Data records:

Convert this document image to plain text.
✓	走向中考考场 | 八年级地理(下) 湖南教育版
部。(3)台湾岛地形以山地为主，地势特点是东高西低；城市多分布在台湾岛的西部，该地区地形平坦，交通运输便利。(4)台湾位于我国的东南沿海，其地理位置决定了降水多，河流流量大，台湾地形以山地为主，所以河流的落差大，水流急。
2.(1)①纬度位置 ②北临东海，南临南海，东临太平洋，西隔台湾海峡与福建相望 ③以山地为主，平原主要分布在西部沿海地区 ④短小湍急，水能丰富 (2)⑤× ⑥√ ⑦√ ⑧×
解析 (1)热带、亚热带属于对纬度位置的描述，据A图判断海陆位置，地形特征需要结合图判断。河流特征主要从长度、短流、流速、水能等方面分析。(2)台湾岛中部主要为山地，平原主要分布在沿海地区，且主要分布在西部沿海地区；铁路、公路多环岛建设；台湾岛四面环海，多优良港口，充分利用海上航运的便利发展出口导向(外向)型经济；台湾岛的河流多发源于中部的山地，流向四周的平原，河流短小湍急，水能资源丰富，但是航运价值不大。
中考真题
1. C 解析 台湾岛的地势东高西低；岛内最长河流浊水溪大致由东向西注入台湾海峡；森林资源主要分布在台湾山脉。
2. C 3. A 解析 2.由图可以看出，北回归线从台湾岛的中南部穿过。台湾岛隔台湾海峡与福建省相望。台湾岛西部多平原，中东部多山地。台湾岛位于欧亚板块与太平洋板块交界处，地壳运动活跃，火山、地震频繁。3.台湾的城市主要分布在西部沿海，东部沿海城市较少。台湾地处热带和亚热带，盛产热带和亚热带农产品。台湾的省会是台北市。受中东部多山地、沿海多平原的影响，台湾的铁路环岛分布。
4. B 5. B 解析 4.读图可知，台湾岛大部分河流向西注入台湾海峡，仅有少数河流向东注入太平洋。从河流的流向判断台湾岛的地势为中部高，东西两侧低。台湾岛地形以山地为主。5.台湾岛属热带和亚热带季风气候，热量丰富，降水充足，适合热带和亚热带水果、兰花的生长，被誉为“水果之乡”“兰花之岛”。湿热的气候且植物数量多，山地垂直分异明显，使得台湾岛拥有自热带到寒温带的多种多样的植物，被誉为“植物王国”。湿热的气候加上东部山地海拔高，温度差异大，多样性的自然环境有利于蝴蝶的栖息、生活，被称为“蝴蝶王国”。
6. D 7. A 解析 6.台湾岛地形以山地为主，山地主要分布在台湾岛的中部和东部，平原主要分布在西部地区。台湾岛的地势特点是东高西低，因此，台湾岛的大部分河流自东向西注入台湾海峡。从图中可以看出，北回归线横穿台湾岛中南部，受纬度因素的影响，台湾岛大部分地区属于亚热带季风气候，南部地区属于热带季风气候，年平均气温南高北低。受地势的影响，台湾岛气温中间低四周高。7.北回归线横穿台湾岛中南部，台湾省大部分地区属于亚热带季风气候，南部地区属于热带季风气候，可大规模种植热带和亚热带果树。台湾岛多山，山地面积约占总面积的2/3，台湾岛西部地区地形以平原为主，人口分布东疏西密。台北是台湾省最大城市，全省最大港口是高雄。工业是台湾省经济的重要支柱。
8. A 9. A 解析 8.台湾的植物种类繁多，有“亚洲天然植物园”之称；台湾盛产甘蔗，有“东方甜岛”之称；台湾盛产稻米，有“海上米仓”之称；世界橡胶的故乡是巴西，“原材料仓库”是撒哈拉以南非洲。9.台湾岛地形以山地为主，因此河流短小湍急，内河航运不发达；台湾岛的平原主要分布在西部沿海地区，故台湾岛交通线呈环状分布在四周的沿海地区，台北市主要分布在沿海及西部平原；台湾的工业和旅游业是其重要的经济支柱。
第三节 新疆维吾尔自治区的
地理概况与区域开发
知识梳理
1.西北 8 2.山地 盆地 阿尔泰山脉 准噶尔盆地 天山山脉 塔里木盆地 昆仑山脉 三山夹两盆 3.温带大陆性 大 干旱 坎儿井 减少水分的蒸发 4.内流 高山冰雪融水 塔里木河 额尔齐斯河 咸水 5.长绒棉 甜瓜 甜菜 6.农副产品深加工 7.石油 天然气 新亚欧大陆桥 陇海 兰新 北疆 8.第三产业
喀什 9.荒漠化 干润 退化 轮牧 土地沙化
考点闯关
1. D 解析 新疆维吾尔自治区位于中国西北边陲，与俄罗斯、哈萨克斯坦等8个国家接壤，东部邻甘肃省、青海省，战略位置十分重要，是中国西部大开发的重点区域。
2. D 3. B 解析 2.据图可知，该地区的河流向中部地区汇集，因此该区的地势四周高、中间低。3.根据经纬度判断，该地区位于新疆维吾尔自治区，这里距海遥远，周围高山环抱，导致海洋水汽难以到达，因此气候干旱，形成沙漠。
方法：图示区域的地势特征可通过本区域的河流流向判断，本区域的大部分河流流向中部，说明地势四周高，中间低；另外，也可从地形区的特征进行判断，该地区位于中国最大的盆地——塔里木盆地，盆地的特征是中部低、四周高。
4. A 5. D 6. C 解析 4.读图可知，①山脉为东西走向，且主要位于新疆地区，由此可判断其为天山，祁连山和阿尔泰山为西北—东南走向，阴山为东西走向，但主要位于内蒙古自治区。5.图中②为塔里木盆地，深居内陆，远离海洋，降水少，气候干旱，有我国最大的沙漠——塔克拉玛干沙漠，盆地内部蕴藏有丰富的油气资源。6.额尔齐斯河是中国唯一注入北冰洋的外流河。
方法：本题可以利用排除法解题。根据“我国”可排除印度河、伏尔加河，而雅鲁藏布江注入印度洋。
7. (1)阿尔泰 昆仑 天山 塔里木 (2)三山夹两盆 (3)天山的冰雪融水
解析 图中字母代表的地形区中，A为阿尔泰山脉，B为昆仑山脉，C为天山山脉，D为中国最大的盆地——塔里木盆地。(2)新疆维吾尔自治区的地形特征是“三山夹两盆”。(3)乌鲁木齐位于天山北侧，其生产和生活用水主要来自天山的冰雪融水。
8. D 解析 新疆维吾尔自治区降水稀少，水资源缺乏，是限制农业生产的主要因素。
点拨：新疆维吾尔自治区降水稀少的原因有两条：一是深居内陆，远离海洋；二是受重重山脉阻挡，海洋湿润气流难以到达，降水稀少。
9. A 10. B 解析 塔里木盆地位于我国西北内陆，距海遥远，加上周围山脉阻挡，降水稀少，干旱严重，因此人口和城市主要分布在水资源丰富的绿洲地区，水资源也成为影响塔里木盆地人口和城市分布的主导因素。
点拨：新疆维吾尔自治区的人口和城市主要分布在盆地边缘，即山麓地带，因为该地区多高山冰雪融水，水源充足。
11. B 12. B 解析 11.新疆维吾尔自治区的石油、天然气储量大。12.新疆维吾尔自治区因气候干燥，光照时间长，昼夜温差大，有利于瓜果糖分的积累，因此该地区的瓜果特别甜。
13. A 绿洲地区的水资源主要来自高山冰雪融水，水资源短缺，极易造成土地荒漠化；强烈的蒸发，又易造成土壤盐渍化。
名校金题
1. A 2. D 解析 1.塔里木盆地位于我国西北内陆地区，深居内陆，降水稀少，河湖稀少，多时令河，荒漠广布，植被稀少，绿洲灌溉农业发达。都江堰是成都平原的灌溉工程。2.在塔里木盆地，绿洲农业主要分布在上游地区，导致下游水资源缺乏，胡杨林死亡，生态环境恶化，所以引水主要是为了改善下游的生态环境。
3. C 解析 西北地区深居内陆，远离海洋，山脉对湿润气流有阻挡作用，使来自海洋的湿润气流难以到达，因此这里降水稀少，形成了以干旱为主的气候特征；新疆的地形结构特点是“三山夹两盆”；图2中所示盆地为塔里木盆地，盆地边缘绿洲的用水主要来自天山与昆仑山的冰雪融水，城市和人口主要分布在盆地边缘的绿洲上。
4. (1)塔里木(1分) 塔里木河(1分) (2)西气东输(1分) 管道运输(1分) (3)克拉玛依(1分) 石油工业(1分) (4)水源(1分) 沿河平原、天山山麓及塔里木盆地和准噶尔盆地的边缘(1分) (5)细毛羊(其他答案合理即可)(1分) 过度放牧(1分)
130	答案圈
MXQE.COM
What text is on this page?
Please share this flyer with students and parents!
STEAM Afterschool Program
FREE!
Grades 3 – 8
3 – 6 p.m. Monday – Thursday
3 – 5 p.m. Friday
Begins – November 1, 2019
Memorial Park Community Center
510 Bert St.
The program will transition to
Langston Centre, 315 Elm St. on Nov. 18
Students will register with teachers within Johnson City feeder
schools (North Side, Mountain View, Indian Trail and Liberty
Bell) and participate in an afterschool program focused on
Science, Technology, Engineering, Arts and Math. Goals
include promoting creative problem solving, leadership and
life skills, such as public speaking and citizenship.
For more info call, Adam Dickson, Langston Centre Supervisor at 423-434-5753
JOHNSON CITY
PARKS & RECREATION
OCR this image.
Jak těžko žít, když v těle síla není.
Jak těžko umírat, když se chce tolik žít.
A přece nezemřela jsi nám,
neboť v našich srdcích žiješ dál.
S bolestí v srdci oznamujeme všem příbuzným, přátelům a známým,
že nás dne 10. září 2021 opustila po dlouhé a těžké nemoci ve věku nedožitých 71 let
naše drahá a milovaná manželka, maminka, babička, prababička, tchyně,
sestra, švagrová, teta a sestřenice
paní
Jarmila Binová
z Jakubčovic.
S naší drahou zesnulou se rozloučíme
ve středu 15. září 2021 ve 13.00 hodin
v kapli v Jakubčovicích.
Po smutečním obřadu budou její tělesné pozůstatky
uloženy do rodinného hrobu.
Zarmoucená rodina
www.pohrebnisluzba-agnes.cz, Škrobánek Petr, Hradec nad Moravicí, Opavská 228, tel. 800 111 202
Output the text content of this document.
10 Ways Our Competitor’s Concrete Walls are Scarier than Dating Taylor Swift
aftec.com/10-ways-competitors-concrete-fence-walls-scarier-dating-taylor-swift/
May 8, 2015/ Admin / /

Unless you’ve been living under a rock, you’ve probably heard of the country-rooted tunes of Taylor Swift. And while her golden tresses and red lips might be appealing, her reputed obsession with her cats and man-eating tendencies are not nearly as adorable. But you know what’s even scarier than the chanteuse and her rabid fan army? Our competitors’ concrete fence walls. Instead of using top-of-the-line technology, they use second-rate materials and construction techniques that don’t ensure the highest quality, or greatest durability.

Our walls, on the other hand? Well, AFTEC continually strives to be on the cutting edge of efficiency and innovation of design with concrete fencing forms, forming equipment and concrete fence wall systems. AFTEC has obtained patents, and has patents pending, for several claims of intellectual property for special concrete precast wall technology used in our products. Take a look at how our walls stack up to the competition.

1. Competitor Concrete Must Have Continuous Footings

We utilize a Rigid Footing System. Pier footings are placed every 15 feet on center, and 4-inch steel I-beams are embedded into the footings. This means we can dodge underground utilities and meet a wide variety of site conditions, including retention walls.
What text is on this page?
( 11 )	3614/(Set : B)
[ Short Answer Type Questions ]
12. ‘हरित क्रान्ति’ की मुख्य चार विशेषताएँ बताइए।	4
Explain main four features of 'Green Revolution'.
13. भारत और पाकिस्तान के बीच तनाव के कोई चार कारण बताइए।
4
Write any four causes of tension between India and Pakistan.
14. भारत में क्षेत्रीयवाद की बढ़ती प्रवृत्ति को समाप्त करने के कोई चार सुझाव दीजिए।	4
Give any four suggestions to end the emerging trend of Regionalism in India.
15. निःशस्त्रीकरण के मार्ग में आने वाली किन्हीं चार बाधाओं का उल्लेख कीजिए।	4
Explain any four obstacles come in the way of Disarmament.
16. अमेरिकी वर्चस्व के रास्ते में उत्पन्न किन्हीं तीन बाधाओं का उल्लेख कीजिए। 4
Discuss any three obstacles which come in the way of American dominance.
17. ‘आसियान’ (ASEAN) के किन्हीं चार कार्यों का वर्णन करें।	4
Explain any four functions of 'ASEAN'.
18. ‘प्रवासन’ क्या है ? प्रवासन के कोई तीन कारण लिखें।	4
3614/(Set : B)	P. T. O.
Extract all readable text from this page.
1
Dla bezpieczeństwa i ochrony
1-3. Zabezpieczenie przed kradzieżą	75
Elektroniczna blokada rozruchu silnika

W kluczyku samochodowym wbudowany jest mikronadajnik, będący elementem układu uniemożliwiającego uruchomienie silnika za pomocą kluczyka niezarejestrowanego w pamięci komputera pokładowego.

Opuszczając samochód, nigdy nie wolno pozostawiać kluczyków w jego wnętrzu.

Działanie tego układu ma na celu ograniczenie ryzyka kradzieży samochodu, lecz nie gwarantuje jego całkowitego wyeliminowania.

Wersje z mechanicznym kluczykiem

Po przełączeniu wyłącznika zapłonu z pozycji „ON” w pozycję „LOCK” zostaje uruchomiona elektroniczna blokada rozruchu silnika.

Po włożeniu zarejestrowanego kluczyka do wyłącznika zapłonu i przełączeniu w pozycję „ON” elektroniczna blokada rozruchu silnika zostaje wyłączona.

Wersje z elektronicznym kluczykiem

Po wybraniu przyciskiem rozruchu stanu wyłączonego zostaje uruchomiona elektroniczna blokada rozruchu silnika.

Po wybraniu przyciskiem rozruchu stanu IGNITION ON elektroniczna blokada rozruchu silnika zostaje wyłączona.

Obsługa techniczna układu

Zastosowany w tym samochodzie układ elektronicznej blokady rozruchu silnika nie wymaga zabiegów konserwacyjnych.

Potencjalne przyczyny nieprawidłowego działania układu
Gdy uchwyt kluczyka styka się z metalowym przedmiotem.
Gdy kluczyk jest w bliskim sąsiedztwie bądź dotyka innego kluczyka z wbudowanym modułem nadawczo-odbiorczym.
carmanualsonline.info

* [Exercise]
Pull out all lines of the data with the string "come".

* [Exercise response]
Explain any four obstacles come in the way of Disarmament.
Discuss any three obstacles which come in the way of American dominance.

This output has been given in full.